DATA RECORDS:
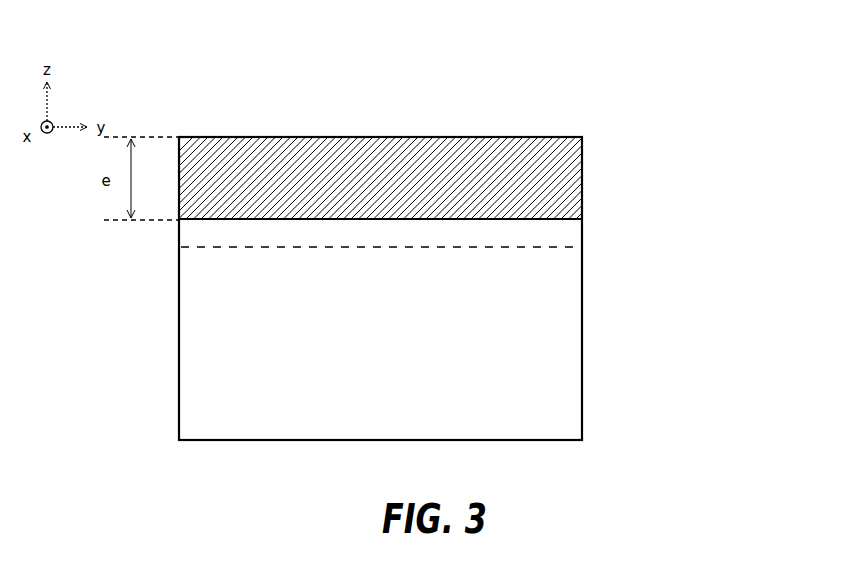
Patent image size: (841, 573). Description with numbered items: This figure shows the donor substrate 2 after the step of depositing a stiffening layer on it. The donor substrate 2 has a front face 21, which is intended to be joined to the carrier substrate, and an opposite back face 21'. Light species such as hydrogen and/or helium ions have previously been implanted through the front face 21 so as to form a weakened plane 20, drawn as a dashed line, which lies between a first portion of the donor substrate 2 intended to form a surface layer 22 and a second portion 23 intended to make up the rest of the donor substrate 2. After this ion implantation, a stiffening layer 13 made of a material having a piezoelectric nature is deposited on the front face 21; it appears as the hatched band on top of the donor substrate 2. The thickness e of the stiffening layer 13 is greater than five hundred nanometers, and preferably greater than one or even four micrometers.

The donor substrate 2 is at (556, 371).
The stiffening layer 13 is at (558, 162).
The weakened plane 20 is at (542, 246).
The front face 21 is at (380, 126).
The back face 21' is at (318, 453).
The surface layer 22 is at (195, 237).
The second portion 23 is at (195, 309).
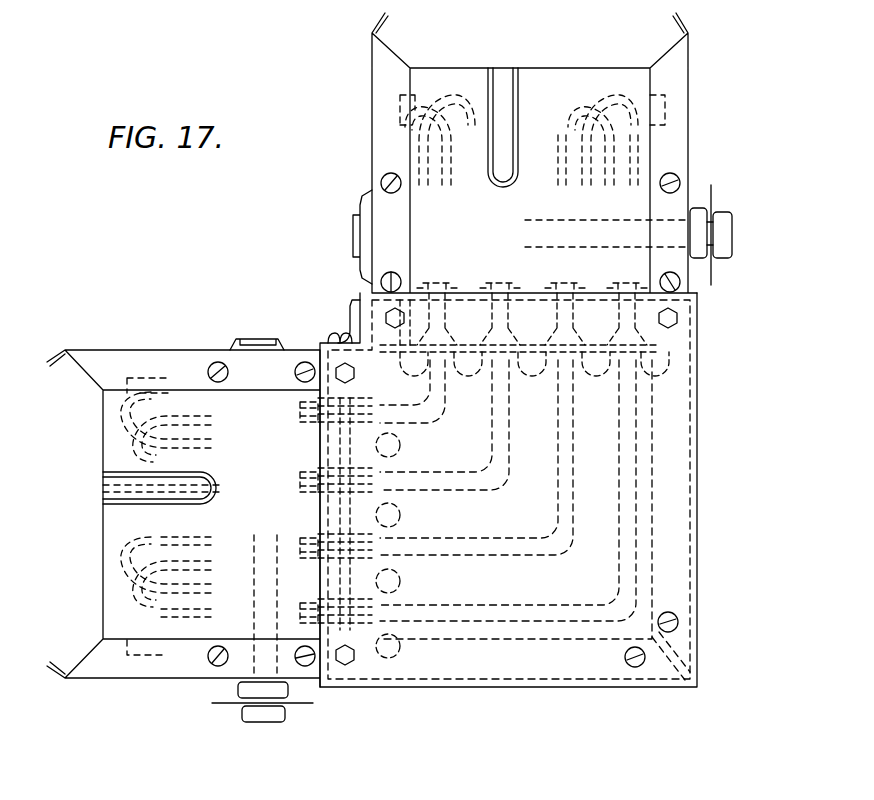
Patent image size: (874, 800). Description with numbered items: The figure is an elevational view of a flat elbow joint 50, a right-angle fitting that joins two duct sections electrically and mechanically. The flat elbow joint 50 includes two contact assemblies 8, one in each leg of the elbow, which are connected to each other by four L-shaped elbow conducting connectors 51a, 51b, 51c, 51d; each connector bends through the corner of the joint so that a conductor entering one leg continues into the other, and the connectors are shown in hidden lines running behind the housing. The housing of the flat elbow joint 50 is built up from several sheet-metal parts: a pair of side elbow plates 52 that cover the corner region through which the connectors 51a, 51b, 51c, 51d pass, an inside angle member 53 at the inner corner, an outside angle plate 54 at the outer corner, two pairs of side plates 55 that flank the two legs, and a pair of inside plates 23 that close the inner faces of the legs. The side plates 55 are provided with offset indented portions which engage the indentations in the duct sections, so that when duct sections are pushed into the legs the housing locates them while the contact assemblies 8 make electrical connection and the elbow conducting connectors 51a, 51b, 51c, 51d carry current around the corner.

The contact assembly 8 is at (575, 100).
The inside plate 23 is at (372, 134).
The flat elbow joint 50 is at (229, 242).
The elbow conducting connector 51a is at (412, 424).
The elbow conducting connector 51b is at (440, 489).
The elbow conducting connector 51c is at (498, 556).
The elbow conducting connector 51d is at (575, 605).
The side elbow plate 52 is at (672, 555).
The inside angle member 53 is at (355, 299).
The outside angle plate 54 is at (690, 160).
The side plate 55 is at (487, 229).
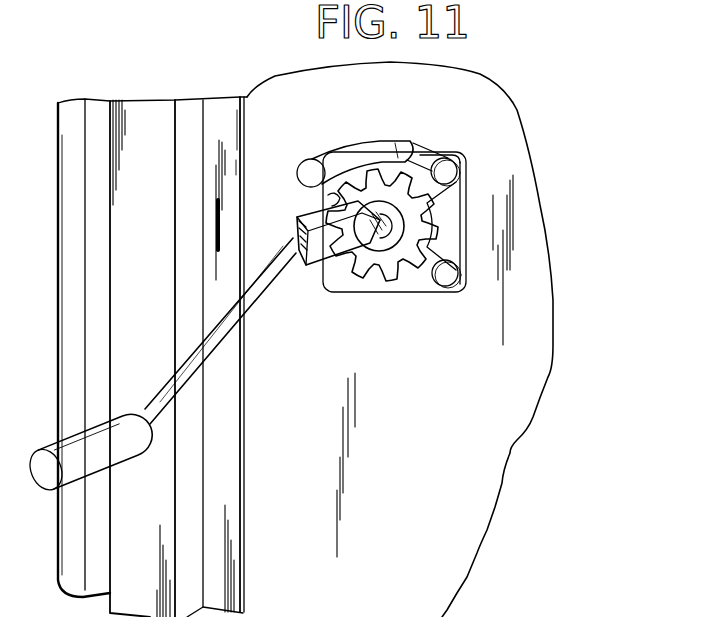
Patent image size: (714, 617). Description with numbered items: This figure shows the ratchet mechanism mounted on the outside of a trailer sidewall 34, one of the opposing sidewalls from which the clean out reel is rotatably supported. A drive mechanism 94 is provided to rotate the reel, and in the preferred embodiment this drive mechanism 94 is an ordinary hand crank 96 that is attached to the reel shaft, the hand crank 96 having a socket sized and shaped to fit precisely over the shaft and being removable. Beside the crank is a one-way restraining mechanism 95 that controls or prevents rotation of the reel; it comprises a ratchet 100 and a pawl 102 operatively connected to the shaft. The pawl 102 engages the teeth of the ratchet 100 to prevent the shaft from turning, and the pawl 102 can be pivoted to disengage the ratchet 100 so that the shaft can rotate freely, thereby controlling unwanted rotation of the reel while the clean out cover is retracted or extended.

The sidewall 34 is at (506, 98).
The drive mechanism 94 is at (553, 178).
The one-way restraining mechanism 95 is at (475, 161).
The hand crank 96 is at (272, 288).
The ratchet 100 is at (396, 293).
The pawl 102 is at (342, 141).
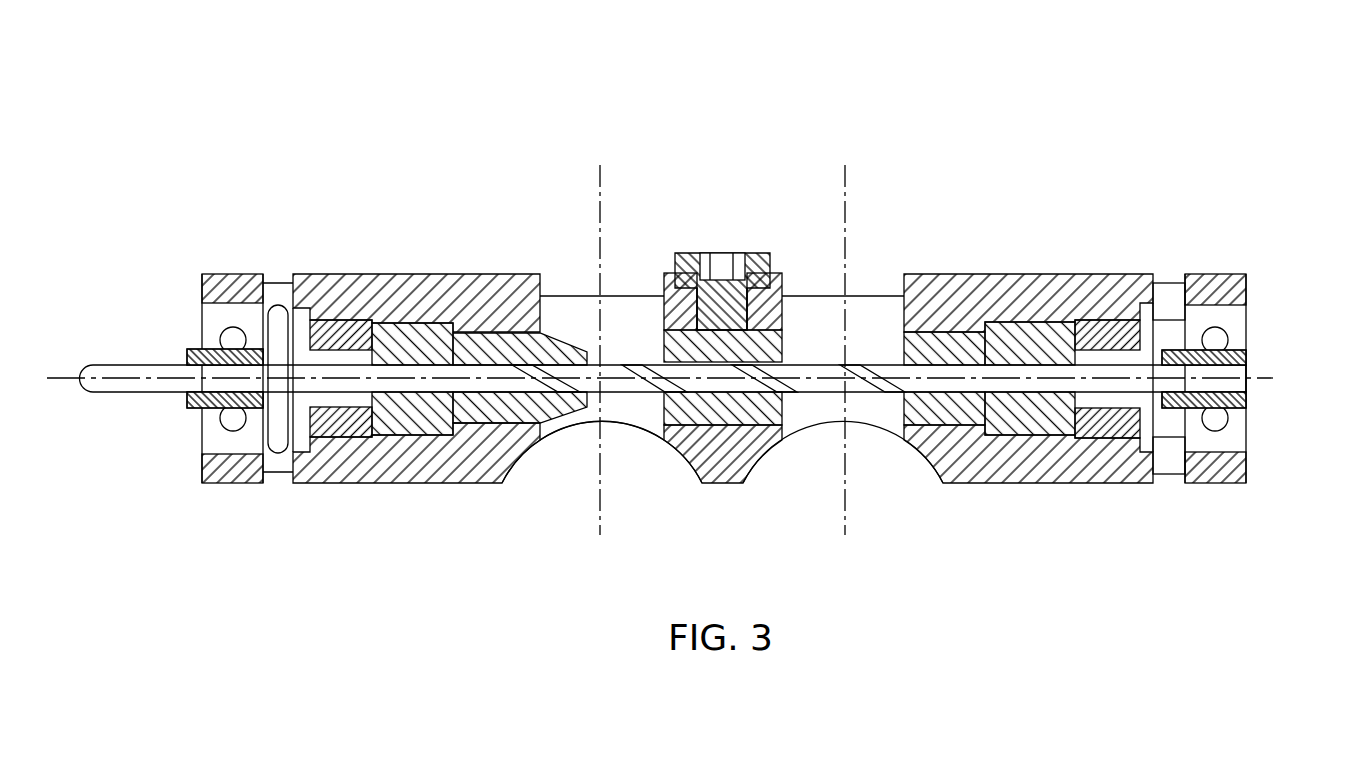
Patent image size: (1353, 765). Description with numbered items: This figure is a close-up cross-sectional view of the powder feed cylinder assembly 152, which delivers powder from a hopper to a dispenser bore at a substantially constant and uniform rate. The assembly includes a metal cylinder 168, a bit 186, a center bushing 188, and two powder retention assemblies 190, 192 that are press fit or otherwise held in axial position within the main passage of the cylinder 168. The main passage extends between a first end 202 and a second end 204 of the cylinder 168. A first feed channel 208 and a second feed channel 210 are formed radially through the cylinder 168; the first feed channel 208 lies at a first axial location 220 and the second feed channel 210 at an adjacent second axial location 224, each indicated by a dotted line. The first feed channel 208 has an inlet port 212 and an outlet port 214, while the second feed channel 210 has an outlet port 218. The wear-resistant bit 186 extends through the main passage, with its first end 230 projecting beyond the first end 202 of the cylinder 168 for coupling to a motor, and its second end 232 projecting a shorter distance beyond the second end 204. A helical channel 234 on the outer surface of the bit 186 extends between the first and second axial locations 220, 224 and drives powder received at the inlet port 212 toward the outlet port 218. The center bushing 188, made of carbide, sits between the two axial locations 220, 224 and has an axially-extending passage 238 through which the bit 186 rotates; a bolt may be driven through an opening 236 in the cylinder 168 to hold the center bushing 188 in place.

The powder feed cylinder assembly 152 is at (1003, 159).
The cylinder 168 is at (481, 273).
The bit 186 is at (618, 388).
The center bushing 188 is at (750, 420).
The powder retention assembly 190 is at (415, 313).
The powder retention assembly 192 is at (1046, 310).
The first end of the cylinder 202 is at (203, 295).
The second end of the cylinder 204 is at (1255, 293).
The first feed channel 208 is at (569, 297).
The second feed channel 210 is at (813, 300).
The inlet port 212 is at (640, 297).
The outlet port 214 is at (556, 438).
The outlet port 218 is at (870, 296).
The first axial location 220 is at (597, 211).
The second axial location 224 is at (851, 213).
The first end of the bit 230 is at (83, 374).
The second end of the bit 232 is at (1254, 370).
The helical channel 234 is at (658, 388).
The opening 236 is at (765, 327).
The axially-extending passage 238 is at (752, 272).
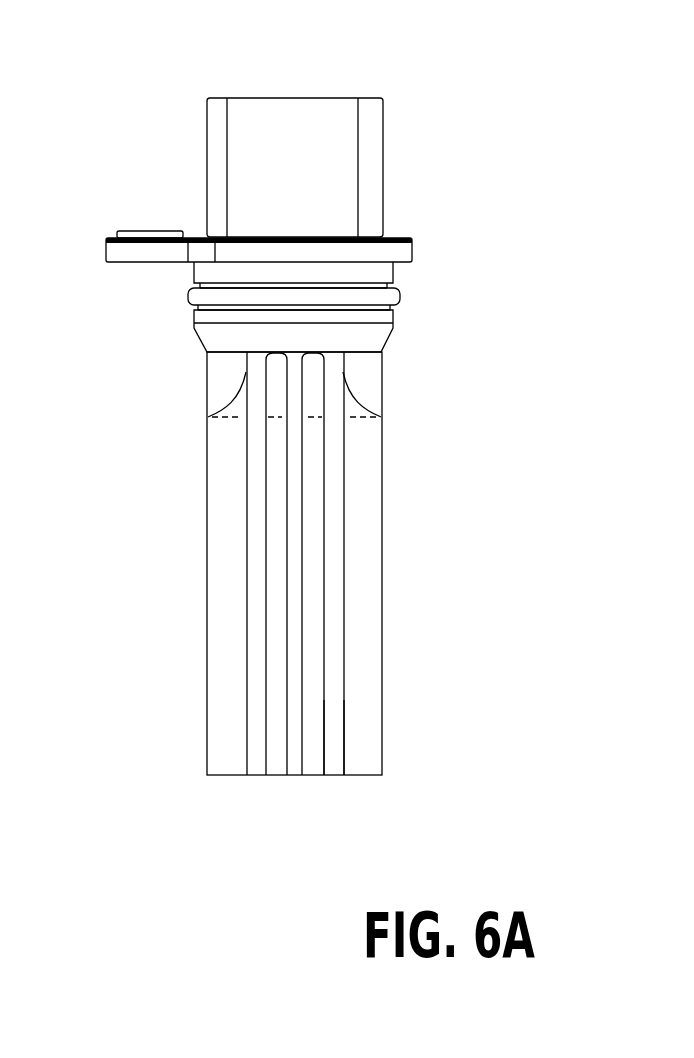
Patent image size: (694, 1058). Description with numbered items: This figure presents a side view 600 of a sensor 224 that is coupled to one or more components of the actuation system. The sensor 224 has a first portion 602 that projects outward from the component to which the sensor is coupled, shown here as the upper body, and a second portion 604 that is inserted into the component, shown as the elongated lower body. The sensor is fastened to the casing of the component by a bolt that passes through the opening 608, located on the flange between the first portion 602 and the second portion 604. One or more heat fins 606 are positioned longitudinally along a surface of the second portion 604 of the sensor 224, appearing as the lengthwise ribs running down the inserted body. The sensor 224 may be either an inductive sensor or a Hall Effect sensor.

THE PROBLEM: Pull out every line of the material that contains the word "angle".

OUTPUT OF THE TASK:
Patent image size: (874, 800). Description with numbered items: The figure is an elevational view of a flat elbow joint 50, a right-angle fitting that joins two duct sections electrically and mechanically. The flat elbow joint 50 includes two contact assemblies 8, one in each leg of the elbow, which are connected to each other by four L-shaped elbow conducting connectors 51a, 51b, 51c, 51d; each connector bends through the corner of the joint so that a conductor entering one leg continues into the other, and the connectors are shown in hidden lines running behind the housing. The housing of the flat elbow joint 50 is built up from several sheet-metal parts: a pair of side elbow plates 52 that cover the corner region through which the connectors 51a, 51b, 51c, 51d pass, an inside angle member 53 at the inner corner, an outside angle plate 54 at the outer corner, two pairs of side plates 55 that flank the two legs, and a pair of inside plates 23 that close the inner faces of the legs. The side plates 55 are provided with offset indented portions which engage the indentations in the duct sections, so that when duct sections are pushed into the legs the housing locates them while the contact assemblies 8 make electrical connection and the elbow conducting connectors 51a, 51b, 51c, 51d carry current around the corner.
The inside angle member 53 is at (355, 299).
The outside angle plate 54 is at (690, 160).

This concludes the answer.